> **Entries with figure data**
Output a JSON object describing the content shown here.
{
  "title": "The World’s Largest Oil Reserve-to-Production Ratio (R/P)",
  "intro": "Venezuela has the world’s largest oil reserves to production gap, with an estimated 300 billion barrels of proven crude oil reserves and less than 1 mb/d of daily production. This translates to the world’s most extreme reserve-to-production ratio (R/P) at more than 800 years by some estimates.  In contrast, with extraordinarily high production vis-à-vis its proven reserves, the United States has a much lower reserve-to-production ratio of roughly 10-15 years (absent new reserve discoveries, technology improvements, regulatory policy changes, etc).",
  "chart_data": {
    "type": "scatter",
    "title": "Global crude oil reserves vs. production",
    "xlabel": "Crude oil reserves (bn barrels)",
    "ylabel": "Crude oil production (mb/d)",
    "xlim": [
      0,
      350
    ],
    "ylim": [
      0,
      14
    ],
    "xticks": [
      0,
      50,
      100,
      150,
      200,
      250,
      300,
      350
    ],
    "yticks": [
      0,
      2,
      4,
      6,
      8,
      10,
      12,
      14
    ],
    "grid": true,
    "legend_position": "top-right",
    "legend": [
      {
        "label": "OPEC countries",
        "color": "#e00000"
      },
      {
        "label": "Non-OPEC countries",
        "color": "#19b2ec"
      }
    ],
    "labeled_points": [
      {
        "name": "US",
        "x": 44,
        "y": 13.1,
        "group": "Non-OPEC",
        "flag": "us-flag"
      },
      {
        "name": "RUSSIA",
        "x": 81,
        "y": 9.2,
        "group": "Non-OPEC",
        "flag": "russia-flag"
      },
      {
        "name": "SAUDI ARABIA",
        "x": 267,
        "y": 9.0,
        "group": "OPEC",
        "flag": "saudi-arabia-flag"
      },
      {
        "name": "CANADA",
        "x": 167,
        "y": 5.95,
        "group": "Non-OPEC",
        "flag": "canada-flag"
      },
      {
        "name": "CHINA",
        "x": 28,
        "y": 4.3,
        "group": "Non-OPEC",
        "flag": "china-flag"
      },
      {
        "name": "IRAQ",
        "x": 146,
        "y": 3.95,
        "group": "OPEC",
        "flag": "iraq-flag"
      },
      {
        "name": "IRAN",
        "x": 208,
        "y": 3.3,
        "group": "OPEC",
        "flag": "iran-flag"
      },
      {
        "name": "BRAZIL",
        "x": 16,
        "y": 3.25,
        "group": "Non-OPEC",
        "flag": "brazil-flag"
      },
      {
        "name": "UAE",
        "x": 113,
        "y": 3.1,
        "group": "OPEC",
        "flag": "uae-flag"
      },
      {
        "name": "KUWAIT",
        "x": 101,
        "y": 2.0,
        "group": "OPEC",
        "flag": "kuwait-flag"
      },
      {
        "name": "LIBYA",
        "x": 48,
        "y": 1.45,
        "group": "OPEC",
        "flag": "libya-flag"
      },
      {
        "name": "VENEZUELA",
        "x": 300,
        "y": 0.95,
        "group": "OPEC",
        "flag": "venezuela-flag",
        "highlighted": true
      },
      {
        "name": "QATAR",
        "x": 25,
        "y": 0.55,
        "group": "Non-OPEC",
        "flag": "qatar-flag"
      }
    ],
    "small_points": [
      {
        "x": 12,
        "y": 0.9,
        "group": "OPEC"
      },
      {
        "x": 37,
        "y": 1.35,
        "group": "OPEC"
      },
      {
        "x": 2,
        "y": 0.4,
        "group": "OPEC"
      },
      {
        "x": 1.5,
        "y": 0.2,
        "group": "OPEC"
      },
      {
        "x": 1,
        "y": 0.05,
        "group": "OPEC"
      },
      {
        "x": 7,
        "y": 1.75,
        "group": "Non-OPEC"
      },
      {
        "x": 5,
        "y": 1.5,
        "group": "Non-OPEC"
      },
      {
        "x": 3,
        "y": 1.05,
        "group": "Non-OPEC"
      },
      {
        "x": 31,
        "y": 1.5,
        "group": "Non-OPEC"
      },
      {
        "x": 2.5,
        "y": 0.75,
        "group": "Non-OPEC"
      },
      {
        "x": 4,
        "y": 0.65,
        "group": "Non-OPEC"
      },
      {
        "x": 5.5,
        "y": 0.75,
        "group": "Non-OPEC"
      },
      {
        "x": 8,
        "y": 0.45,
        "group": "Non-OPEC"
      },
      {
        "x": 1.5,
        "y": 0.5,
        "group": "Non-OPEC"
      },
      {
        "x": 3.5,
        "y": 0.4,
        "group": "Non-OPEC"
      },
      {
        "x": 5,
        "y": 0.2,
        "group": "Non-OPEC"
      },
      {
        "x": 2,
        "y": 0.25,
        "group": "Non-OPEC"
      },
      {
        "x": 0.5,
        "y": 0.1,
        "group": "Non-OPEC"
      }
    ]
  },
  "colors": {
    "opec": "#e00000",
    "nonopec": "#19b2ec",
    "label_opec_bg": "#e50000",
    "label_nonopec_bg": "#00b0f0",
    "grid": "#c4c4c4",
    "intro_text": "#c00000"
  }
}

> **Requirements**
Repeat every record exactly as written, please.

> **Solution below**
Output a JSON object describing the content shown here.
{
  "title": "The World’s Largest Oil Reserve-to-Production Ratio (R/P)",
  "intro": "Venezuela has the world’s largest oil reserves to production gap, with an estimated 300 billion barrels of proven crude oil reserves and less than 1 mb/d of daily production. This translates to the world’s most extreme reserve-to-production ratio (R/P) at more than 800 years by some estimates.  In contrast, with extraordinarily high production vis-à-vis its proven reserves, the United States has a much lower reserve-to-production ratio of roughly 10-15 years (absent new reserve discoveries, technology improvements, regulatory policy changes, etc).",
  "chart_data": {
    "type": "scatter",
    "title": "Global crude oil reserves vs. production",
    "xlabel": "Crude oil reserves (bn barrels)",
    "ylabel": "Crude oil production (mb/d)",
    "xlim": [
      0,
      350
    ],
    "ylim": [
      0,
      14
    ],
    "xticks": [
      0,
      50,
      100,
      150,
      200,
      250,
      300,
      350
    ],
    "yticks": [
      0,
      2,
      4,
      6,
      8,
      10,
      12,
      14
    ],
    "grid": true,
    "legend_position": "top-right",
    "legend": [
      {
        "label": "OPEC countries",
        "color": "#e00000"
      },
      {
        "label": "Non-OPEC countries",
        "color": "#19b2ec"
      }
    ],
    "labeled_points": [
      {
        "name": "US",
        "x": 44,
        "y": 13.1,
        "group": "Non-OPEC",
        "flag": "us-flag"
      },
      {
        "name": "RUSSIA",
        "x": 81,
        "y": 9.2,
        "group": "Non-OPEC",
        "flag": "russia-flag"
      },
      {
        "name": "SAUDI ARABIA",
        "x": 267,
        "y": 9.0,
        "group": "OPEC",
        "flag": "saudi-arabia-flag"
      },
      {
        "name": "CANADA",
        "x": 167,
        "y": 5.95,
        "group": "Non-OPEC",
        "flag": "canada-flag"
      },
      {
        "name": "CHINA",
        "x": 28,
        "y": 4.3,
        "group": "Non-OPEC",
        "flag": "china-flag"
      },
      {
        "name": "IRAQ",
        "x": 146,
        "y": 3.95,
        "group": "OPEC",
        "flag": "iraq-flag"
      },
      {
        "name": "IRAN",
        "x": 208,
        "y": 3.3,
        "group": "OPEC",
        "flag": "iran-flag"
      },
      {
        "name": "BRAZIL",
        "x": 16,
        "y": 3.25,
        "group": "Non-OPEC",
        "flag": "brazil-flag"
      },
      {
        "name": "UAE",
        "x": 113,
        "y": 3.1,
        "group": "OPEC",
        "flag": "uae-flag"
      },
      {
        "name": "KUWAIT",
        "x": 101,
        "y": 2.0,
        "group": "OPEC",
        "flag": "kuwait-flag"
      },
      {
        "name": "LIBYA",
        "x": 48,
        "y": 1.45,
        "group": "OPEC",
        "flag": "libya-flag"
      },
      {
        "name": "VENEZUELA",
        "x": 300,
        "y": 0.95,
        "group": "OPEC",
        "flag": "venezuela-flag",
        "highlighted": true
      },
      {
        "name": "QATAR",
        "x": 25,
        "y": 0.55,
        "group": "Non-OPEC",
        "flag": "qatar-flag"
      }
    ],
    "small_points": [
      {
        "x": 12,
        "y": 0.9,
        "group": "OPEC"
      },
      {
        "x": 37,
        "y": 1.35,
        "group": "OPEC"
      },
      {
        "x": 2,
        "y": 0.4,
        "group": "OPEC"
      },
      {
        "x": 1.5,
        "y": 0.2,
        "group": "OPEC"
      },
      {
        "x": 1,
        "y": 0.05,
        "group": "OPEC"
      },
      {
        "x": 7,
        "y": 1.75,
        "group": "Non-OPEC"
      },
      {
        "x": 5,
        "y": 1.5,
        "group": "Non-OPEC"
      },
      {
        "x": 3,
        "y": 1.05,
        "group": "Non-OPEC"
      },
      {
        "x": 31,
        "y": 1.5,
        "group": "Non-OPEC"
      },
      {
        "x": 2.5,
        "y": 0.75,
        "group": "Non-OPEC"
      },
      {
        "x": 4,
        "y": 0.65,
        "group": "Non-OPEC"
      },
      {
        "x": 5.5,
        "y": 0.75,
        "group": "Non-OPEC"
      },
      {
        "x": 8,
        "y": 0.45,
        "group": "Non-OPEC"
      },
      {
        "x": 1.5,
        "y": 0.5,
        "group": "Non-OPEC"
      },
      {
        "x": 3.5,
        "y": 0.4,
        "group": "Non-OPEC"
      },
      {
        "x": 5,
        "y": 0.2,
        "group": "Non-OPEC"
      },
      {
        "x": 2,
        "y": 0.25,
        "group": "Non-OPEC"
      },
      {
        "x": 0.5,
        "y": 0.1,
        "group": "Non-OPEC"
      }
    ]
  },
  "colors": {
    "opec": "#e00000",
    "nonopec": "#19b2ec",
    "label_opec_bg": "#e50000",
    "label_nonopec_bg": "#00b0f0",
    "grid": "#c4c4c4",
    "intro_text": "#c00000"
  }
}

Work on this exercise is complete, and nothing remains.